*** PASSAGE TO READ Section Begins ***
Research – Repeated cross-sectional study identifies differing risk factors associated with microbial contamination in common food products in the United Kingdom

Science Direct


All foods carry microbes, many of which are harmless, but foods can also carry pathogens and/or microbial indicators of contamination. Limited information exists on the co-occurrence of microbes of food safety concern and the factors associated with their presence. Here, a population-based repeated cross-sectional design was used to determine the prevalence and co-occurrence of Escherichia coli, Klebsiella spp., Salmonella spp. and Vibrio spp. in key food commodities – chicken, pork, prawns, salmon and leafy greens. Prevalence in 1,369 food samples for these four target bacterial genera/species varied, while 25.6% of all samples had at least two of the target bacteria and eight different combinations of bacteria were observed as co-occurrence profiles in raw prawns. Imported frozen chicken was 6.4 times more likely to contain Salmonella than domestic chicken, and imported salmon was 5.5 times more likely to be contaminated with E. coli. Seasonality was significantly associated with E. coli and Klebsiella spp. contamination in leafy greens, with higher detection in summer and autumn. Moreover, the odds of Klebsiella spp. contamination were higher in summer in chicken and pork samples. These results provide insight on the bacterial species present on foods at retail, and identify factors associated with the presence of individual bacteria, which are highly relevant for food safety risk assessments and the design of surveillance programmes.
*** PASSAGE TO READ Section Ends ***
● **WORK ORDER**: Summarize the food contamination study above in two sentences.
*** DATASET RECORDS Section Begins ***
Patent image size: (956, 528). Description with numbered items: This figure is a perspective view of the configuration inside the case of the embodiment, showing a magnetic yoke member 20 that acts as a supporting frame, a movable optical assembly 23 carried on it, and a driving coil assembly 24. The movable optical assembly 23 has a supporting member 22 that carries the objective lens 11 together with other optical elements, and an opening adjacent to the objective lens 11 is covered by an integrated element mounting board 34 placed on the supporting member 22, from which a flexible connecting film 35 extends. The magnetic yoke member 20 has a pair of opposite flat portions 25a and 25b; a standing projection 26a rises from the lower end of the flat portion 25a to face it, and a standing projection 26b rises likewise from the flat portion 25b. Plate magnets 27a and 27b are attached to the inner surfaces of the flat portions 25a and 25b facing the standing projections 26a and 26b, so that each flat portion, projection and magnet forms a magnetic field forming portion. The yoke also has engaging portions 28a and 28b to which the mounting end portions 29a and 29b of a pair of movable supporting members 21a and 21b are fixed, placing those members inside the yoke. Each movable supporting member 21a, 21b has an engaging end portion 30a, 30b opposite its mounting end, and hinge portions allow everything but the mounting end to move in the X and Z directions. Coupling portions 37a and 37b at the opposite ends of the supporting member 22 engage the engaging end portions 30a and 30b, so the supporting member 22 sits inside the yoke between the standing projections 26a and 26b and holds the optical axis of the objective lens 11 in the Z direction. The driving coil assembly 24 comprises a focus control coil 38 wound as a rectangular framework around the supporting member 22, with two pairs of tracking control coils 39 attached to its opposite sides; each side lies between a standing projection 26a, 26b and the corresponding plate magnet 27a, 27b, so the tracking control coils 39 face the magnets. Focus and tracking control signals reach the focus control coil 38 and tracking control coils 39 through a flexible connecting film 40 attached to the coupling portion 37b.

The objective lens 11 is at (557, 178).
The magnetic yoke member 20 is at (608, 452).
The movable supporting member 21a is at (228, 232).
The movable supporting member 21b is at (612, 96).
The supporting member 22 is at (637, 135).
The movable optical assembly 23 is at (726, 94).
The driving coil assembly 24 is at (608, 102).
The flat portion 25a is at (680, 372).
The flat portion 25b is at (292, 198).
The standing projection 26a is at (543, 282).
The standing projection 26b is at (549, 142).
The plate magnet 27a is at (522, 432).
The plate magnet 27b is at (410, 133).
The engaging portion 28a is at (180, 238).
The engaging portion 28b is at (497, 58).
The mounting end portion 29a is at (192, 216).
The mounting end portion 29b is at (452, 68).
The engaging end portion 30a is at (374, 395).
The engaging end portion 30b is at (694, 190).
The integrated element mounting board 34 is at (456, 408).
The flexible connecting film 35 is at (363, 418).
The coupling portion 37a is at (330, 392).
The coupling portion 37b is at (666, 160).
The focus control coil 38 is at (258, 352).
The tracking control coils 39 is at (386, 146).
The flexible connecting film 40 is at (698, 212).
*** DATASET RECORDS Section Ends ***
● **ANSWER SPACE**: A repeated cross-sectional study of 1,369 samples of chicken, pork, prawns, salmon and leafy greens measured the prevalence and co-occurrence of Escherichia coli, Klebsiella spp., Salmonella spp. and Vibrio spp., and found that 25.6% of all samples had at least two of these bacteria. Imported frozen chicken was 6.4 times more likely than domestic chicken to contain Salmonella, imported salmon was 5.5 times more likely to carry E. coli, and E. coli and Klebsiella spp. in leafy greens were linked to season, with higher detection in summer and autumn.